**AIM**. Copy every line from the data below in which the string "Clarke" can be found.

= = =

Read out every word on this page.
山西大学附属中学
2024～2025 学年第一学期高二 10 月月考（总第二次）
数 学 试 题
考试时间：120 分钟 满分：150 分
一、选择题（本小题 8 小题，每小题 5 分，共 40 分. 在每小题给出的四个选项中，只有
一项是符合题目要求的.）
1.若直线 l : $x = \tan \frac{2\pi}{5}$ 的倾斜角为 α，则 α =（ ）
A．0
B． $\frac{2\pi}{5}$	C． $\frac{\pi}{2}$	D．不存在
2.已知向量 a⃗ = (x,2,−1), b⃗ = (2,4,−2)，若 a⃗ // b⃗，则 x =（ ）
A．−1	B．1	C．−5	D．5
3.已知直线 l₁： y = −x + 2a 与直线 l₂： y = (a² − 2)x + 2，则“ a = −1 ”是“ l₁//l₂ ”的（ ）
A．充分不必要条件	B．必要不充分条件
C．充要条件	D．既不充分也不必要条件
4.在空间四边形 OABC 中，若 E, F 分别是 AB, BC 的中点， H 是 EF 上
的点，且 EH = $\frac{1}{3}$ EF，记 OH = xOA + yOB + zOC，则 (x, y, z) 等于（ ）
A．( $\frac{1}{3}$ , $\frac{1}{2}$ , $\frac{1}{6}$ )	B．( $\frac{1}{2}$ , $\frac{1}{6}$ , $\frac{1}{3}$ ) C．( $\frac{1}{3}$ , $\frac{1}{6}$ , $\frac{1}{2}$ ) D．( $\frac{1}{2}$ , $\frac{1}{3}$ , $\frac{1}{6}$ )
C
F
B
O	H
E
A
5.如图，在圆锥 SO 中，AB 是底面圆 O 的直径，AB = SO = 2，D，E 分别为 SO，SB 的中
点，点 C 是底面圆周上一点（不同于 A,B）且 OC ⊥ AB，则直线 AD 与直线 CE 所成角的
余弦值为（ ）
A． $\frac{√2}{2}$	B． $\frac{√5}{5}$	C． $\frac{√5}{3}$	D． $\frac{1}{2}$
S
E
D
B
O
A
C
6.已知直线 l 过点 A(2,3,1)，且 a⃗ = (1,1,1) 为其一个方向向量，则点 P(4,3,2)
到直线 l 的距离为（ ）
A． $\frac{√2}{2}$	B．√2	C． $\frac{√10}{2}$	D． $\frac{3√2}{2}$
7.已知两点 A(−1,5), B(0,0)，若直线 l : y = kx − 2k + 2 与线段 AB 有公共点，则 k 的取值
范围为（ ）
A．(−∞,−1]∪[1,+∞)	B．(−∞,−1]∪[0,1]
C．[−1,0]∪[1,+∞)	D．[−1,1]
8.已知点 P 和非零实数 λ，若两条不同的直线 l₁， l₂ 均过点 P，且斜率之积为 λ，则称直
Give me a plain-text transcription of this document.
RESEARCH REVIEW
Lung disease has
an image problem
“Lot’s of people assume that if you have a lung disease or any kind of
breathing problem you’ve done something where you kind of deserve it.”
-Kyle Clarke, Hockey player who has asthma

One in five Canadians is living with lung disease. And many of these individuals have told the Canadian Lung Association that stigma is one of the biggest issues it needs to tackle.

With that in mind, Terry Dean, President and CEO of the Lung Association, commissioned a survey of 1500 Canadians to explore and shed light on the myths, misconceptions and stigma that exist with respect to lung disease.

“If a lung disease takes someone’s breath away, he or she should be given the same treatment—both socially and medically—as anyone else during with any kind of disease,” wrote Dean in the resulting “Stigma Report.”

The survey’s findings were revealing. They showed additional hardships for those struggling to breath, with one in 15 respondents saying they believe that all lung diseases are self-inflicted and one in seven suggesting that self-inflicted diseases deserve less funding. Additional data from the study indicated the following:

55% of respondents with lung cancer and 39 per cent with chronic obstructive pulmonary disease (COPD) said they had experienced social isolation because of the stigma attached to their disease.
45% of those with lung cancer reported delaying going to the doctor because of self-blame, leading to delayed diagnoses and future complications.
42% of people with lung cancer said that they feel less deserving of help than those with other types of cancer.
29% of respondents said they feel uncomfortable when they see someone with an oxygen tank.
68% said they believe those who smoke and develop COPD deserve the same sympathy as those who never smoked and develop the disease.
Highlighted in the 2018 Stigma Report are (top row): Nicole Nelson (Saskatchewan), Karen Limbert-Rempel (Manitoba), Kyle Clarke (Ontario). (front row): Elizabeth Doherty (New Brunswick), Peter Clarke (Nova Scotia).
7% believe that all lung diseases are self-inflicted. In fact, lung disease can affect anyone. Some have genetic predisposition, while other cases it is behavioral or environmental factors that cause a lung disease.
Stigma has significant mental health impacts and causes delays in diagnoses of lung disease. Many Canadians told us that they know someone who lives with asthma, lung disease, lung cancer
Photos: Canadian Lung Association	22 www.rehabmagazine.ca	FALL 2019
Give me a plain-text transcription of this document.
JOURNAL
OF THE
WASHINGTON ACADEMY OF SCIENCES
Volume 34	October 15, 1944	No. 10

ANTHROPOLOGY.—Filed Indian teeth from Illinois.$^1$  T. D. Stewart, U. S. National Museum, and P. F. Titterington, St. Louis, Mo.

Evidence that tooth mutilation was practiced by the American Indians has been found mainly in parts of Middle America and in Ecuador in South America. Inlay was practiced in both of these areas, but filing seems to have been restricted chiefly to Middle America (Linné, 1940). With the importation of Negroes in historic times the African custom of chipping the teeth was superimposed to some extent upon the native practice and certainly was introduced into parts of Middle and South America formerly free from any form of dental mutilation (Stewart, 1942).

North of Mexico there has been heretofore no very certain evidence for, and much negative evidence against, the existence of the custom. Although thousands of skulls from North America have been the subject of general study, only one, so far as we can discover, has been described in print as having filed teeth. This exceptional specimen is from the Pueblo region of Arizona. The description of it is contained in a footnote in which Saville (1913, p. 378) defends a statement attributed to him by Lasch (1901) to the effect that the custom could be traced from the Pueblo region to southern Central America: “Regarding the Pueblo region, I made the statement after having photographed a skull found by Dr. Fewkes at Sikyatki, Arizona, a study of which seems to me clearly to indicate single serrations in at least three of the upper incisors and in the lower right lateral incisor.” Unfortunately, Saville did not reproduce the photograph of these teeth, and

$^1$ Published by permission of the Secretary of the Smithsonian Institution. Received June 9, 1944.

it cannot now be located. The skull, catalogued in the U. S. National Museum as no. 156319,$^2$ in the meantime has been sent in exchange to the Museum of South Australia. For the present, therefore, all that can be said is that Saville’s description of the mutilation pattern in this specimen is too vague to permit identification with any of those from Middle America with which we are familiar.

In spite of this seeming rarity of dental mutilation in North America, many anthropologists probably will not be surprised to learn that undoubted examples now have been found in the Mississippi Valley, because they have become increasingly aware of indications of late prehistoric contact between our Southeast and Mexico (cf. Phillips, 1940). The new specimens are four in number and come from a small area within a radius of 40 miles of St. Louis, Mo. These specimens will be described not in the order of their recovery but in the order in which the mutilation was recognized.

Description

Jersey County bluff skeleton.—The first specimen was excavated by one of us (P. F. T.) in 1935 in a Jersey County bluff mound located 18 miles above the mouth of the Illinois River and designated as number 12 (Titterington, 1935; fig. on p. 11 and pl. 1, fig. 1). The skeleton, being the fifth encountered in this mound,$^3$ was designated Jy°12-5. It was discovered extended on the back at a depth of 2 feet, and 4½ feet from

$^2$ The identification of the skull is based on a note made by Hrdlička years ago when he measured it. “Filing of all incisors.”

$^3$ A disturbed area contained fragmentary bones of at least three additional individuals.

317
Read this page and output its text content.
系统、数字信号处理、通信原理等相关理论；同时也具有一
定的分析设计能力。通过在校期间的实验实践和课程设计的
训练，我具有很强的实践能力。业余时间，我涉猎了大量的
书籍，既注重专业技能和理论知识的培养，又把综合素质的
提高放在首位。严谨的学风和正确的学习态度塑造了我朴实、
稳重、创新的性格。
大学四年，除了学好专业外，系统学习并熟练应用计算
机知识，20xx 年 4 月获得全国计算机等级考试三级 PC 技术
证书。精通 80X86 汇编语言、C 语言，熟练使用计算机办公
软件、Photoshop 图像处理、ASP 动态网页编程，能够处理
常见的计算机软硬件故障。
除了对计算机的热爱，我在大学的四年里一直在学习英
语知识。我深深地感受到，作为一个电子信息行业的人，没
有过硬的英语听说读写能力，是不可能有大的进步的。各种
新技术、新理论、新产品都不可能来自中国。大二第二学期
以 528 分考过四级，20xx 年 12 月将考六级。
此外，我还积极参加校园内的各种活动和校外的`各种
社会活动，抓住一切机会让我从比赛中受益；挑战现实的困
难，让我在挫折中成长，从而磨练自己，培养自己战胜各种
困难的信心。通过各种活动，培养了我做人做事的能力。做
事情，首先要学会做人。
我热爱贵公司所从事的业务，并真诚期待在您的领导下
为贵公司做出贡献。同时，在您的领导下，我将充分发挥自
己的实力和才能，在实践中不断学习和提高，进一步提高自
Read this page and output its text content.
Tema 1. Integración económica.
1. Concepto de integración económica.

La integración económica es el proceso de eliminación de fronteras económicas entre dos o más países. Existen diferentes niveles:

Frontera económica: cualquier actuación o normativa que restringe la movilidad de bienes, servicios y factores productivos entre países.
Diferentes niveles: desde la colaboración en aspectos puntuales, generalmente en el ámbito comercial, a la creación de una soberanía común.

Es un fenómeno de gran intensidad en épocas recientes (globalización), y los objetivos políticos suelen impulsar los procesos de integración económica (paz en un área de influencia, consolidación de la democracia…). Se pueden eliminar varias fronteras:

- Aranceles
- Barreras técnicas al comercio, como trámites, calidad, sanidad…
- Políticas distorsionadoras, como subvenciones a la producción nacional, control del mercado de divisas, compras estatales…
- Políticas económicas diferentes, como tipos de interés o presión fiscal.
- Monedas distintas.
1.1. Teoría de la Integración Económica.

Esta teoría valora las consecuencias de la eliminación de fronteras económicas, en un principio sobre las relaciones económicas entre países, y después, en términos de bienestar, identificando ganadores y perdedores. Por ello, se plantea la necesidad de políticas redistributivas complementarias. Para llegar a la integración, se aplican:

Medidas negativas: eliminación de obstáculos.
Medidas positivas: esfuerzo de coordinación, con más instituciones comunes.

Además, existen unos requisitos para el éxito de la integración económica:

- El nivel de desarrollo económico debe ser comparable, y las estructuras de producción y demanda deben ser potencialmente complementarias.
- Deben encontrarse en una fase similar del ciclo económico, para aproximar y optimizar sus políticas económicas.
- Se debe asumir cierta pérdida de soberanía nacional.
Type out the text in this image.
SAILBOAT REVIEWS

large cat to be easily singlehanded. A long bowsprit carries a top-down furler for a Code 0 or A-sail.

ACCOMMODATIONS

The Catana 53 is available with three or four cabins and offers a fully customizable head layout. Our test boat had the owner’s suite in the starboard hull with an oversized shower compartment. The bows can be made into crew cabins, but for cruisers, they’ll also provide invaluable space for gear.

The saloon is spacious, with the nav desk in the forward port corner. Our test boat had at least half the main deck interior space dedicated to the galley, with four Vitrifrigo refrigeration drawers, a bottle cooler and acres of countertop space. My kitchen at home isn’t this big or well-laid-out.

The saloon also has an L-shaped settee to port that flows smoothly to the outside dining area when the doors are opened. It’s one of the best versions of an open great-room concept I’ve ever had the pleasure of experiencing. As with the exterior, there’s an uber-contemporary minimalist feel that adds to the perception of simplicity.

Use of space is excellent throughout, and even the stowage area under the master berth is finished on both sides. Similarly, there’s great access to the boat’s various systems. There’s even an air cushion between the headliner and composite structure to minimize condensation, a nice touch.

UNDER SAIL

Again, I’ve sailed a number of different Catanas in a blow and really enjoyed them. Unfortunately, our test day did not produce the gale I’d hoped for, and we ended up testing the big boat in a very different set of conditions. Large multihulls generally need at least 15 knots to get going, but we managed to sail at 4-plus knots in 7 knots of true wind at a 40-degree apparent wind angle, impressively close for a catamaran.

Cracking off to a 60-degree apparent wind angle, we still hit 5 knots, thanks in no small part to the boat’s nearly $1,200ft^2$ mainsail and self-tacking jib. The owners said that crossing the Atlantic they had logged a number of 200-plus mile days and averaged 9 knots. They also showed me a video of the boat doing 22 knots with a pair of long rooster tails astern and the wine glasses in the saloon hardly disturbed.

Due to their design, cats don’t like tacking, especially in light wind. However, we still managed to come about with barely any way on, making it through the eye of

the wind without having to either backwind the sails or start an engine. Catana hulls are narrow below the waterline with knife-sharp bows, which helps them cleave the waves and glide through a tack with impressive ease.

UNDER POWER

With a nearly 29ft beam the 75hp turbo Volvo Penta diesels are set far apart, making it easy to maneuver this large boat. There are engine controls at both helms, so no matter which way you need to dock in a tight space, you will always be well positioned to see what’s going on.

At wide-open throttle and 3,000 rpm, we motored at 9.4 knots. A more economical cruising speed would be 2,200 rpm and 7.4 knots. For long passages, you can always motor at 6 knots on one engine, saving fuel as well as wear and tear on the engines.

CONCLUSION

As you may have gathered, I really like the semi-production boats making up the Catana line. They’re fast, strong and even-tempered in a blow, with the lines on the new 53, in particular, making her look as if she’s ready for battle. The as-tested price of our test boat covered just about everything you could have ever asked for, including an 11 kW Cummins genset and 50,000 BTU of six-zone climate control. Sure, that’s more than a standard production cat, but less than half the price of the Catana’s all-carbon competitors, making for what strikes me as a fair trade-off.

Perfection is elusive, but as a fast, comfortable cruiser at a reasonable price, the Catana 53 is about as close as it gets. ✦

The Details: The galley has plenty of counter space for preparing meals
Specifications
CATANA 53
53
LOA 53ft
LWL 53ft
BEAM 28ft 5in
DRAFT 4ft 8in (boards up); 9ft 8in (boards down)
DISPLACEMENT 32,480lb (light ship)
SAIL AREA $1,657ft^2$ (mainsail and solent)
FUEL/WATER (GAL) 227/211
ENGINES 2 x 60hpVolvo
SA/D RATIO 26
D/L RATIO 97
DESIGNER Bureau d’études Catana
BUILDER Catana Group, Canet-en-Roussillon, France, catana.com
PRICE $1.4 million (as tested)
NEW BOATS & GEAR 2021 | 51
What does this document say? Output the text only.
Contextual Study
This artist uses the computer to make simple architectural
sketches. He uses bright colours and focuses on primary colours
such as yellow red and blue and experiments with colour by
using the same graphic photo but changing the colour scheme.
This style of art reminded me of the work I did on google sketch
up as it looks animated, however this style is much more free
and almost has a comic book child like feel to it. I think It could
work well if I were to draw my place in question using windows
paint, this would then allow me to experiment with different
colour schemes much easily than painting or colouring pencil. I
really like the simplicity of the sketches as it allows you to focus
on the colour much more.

= = =

**ANSWER FOR THE TASK**.
-Kyle Clarke, Hockey player who has asthma
Highlighted in the 2018 Stigma Report are (top row): Nicole Nelson (Saskatchewan), Karen Limbert-Rempel (Manitoba), Kyle Clarke (Ontario). (front row): Elizabeth Doherty (New Brunswick), Peter Clarke (Nova Scotia).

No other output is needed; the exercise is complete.